** WRITTEN TASK **
Could you render the entries from their very first line through the line containing "category-label: Otomobil (2)", including both, as a JSON list of strings with one string per line and blank lines left out?

[Raw entries]
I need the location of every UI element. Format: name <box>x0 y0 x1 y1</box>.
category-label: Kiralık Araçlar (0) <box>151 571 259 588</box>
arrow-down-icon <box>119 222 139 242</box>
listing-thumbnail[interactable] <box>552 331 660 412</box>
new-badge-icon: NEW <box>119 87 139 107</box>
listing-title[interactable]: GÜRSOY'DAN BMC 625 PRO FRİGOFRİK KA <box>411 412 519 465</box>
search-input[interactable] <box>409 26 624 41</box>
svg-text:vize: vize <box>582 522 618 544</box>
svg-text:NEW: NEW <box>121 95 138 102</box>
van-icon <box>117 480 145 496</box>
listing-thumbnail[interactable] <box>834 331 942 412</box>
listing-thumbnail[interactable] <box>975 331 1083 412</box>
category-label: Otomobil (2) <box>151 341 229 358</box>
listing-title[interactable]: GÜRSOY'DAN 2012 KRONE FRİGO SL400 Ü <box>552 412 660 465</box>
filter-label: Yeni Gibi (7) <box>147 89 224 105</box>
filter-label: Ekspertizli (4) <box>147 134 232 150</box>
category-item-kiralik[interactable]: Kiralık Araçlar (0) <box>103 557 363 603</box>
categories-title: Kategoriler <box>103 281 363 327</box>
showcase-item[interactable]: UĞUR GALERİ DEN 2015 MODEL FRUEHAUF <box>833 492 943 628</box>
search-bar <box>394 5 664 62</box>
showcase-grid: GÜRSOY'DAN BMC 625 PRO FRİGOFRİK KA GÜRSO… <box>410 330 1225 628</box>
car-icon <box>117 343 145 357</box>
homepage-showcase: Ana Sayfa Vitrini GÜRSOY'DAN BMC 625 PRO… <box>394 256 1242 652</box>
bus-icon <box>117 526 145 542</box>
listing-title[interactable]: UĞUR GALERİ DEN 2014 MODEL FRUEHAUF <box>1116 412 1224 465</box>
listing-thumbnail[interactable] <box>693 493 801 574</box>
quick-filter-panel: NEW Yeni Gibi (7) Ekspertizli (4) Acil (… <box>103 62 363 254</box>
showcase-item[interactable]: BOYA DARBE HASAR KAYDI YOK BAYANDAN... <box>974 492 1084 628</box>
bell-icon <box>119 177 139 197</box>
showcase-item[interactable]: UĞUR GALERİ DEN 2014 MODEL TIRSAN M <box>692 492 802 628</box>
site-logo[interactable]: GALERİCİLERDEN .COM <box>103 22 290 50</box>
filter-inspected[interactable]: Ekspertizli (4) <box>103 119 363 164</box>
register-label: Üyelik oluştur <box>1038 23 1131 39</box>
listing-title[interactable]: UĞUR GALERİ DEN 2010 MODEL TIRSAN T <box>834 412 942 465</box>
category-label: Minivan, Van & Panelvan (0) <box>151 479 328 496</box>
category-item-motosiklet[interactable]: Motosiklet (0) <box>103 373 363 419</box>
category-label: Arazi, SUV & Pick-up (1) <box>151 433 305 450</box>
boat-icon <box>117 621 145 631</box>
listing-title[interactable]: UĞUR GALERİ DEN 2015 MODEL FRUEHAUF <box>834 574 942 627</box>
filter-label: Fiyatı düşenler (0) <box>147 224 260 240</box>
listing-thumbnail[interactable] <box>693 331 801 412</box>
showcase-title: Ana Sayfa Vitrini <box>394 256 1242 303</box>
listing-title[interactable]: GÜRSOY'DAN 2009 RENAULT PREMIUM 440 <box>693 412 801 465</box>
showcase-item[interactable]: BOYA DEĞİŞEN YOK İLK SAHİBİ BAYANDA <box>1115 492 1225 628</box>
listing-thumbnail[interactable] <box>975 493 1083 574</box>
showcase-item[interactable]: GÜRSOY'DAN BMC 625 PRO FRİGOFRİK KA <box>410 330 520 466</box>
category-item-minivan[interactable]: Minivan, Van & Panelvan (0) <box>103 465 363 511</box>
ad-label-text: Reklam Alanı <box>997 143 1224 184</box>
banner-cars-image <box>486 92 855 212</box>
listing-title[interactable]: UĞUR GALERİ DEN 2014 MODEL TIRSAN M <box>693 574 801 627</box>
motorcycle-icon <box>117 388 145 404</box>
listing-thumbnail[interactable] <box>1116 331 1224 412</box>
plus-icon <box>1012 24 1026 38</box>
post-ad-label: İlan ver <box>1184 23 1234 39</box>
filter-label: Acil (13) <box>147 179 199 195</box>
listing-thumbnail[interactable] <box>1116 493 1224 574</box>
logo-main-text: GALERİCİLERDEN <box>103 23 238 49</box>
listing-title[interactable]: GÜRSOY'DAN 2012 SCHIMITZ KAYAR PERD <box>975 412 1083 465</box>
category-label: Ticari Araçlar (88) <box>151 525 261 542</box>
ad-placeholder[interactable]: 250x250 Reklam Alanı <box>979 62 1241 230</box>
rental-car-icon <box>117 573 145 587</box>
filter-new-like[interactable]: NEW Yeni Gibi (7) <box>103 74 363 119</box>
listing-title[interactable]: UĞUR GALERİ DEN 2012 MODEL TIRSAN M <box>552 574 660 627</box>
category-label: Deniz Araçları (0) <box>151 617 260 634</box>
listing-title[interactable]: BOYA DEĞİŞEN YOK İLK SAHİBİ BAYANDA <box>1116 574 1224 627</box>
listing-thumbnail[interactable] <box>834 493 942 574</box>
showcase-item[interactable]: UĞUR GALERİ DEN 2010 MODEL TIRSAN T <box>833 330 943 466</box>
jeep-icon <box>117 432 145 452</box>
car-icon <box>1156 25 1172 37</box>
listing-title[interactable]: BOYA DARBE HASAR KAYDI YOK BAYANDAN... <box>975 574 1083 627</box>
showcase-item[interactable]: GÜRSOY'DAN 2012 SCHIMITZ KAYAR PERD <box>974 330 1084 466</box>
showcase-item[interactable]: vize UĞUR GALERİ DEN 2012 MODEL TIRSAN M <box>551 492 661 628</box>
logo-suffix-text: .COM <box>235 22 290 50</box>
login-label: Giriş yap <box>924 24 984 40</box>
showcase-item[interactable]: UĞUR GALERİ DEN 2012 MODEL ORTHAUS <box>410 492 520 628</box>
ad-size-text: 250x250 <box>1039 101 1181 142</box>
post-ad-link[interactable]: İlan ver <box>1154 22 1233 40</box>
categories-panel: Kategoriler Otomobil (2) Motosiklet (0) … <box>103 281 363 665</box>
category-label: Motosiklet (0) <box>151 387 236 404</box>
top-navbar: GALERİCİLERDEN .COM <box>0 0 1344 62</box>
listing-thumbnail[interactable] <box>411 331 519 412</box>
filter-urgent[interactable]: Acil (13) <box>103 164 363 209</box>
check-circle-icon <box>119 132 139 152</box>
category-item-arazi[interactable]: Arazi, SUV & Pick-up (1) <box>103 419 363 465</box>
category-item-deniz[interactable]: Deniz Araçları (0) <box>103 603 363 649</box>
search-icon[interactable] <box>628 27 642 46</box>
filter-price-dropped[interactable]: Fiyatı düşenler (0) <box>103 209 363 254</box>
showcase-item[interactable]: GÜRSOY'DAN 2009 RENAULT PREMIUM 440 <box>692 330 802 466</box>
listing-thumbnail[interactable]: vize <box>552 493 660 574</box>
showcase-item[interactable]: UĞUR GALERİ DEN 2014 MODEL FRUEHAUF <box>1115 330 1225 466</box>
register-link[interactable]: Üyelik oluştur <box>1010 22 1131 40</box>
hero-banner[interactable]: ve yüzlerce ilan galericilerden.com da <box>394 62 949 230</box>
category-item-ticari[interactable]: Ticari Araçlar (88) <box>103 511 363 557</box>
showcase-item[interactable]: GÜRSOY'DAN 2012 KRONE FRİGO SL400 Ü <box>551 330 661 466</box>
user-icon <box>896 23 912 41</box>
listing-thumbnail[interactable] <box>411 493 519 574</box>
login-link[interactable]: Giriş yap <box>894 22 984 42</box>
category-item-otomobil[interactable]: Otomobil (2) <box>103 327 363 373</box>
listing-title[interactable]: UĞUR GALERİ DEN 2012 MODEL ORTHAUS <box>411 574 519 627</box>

** RESULT BELOW **
[
  "I need the location of every UI element. Format: name <box>x0 y0 x1 y1</box>.",
  "category-label: Kiralık Araçlar (0) <box>151 571 259 588</box>",
  "arrow-down-icon <box>119 222 139 242</box>",
  "listing-thumbnail[interactable] <box>552 331 660 412</box>",
  "new-badge-icon: NEW <box>119 87 139 107</box>",
  "listing-title[interactable]: GÜRSOY'DAN BMC 625 PRO FRİGOFRİK KA <box>411 412 519 465</box>",
  "search-input[interactable] <box>409 26 624 41</box>",
  "svg-text:vize: vize <box>582 522 618 544</box>",
  "svg-text:NEW: NEW <box>121 95 138 102</box>",
  "van-icon <box>117 480 145 496</box>",
  "listing-thumbnail[interactable] <box>834 331 942 412</box>",
  "listing-thumbnail[interactable] <box>975 331 1083 412</box>",
  "category-label: Otomobil (2) <box>151 341 229 358</box>"
]